Gather every line that includes the word "xlabel", please.

════════════════

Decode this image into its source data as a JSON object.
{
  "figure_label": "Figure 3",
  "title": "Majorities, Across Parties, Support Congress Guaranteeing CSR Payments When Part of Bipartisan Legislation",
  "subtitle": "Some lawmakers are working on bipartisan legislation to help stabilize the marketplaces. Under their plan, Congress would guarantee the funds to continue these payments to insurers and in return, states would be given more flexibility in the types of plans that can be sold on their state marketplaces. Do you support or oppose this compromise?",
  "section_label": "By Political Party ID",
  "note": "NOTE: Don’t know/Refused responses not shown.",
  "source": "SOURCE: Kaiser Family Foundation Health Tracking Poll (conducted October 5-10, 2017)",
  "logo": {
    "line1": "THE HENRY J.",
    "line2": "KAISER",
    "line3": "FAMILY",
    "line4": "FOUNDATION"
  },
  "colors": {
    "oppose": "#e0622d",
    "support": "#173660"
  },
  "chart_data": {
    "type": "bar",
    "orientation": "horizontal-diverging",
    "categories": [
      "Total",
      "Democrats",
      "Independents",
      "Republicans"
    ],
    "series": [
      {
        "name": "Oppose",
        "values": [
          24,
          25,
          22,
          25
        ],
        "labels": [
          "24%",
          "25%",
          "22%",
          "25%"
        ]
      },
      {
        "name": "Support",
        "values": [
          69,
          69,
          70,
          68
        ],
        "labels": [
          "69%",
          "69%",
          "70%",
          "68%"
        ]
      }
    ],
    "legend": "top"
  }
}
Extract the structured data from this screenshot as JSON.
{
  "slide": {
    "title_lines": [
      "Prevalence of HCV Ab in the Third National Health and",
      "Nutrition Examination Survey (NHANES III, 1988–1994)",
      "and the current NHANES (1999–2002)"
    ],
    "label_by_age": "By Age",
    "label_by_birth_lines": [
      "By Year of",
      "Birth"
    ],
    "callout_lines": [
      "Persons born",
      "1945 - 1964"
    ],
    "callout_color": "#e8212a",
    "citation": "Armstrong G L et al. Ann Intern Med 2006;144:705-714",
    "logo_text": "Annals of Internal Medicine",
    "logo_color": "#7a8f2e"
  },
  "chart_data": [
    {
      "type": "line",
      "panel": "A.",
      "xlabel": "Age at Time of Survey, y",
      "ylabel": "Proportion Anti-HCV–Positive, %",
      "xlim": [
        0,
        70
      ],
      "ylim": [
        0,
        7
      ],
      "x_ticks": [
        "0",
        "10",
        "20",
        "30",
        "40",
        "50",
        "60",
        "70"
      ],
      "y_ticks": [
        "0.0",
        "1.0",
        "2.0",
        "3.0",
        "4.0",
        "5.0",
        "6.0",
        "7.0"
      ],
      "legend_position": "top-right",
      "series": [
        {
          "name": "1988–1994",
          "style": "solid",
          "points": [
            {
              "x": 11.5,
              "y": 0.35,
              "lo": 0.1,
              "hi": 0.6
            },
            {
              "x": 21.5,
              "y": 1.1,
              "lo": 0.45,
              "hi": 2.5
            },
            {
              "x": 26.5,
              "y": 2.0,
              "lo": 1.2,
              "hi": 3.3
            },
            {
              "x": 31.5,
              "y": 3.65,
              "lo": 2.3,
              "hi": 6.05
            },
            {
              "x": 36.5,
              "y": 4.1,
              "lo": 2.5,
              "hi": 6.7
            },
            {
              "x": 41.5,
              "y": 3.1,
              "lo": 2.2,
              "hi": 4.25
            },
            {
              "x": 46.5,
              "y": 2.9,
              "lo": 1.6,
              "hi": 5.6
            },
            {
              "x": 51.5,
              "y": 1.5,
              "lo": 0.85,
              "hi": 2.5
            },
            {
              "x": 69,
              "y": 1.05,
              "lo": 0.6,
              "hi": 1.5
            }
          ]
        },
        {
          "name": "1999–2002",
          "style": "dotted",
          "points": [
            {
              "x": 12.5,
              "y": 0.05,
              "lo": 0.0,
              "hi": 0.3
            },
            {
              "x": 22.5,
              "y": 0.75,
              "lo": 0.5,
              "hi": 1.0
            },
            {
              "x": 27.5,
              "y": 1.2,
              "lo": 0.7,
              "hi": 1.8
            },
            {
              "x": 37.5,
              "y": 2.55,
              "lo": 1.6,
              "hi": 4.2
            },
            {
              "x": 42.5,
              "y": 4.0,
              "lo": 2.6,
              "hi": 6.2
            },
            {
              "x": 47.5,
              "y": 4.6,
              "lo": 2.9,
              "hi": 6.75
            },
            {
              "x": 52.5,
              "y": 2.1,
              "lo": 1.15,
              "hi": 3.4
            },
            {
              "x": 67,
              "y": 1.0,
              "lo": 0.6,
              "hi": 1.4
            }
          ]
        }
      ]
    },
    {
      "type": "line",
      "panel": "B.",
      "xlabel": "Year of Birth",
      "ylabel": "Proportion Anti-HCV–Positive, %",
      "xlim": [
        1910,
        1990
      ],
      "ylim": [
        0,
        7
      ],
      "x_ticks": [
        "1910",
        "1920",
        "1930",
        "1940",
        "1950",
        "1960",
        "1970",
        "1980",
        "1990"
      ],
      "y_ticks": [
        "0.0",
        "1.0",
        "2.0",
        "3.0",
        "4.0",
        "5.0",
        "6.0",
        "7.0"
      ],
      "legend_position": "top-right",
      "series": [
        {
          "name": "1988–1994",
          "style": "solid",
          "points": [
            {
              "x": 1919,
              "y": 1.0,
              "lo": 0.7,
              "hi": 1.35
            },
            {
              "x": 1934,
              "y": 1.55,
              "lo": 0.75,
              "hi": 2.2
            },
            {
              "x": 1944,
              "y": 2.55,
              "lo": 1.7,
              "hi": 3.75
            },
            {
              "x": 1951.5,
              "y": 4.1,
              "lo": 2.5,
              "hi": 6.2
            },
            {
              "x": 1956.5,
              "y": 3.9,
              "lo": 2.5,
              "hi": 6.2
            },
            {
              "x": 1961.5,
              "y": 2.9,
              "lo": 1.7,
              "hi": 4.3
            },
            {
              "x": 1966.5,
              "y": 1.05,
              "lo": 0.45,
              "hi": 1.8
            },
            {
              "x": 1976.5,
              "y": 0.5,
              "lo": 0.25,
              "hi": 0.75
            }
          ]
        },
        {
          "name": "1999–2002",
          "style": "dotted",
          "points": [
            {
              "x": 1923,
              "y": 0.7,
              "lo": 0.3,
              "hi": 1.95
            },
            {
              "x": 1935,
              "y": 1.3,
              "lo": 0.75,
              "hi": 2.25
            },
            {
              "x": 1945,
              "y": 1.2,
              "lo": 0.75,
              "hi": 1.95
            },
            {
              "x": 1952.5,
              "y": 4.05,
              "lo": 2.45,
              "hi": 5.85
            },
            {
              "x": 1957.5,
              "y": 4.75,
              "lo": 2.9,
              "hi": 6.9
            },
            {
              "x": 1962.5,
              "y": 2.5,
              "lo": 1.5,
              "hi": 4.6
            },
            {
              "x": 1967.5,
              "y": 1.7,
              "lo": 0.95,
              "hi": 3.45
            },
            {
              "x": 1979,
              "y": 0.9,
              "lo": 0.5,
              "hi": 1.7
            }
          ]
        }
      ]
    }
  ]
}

════════════════

## Output
      "xlabel": "Age at Time of Survey, y",
      "xlabel": "Year of Birth",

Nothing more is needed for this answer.